→ **Stored records**
....

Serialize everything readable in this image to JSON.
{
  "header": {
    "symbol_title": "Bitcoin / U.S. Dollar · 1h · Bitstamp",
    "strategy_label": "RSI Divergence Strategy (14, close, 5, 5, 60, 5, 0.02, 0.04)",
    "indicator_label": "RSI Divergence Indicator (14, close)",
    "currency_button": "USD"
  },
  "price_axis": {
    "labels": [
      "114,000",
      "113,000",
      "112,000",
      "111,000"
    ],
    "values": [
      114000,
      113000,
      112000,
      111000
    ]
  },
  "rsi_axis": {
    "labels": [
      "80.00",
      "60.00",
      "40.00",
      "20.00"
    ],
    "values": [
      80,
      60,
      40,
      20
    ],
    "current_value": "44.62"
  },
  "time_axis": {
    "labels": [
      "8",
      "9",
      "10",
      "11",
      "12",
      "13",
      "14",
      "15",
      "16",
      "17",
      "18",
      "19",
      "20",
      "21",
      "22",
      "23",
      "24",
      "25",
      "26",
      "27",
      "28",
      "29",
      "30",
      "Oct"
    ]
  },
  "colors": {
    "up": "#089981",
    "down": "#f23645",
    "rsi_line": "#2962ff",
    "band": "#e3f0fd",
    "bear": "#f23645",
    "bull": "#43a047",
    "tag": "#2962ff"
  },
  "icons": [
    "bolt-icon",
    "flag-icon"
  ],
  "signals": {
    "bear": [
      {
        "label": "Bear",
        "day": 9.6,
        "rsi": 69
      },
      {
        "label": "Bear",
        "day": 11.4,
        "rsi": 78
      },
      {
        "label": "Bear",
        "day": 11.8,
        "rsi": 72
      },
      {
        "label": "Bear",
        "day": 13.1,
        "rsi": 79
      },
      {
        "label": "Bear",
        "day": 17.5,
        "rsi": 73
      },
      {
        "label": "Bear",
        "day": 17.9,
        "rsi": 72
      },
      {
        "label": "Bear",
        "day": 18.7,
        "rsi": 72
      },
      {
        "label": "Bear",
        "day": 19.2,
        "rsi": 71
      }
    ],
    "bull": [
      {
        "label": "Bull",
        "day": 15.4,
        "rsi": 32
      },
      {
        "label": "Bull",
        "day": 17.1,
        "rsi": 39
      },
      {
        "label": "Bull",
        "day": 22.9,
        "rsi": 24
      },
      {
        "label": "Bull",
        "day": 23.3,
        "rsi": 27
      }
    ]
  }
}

....

→ **Task instructions**
From the records above, work out how many lines contain the string "close". Give only the number.

→ **Exercise output**
2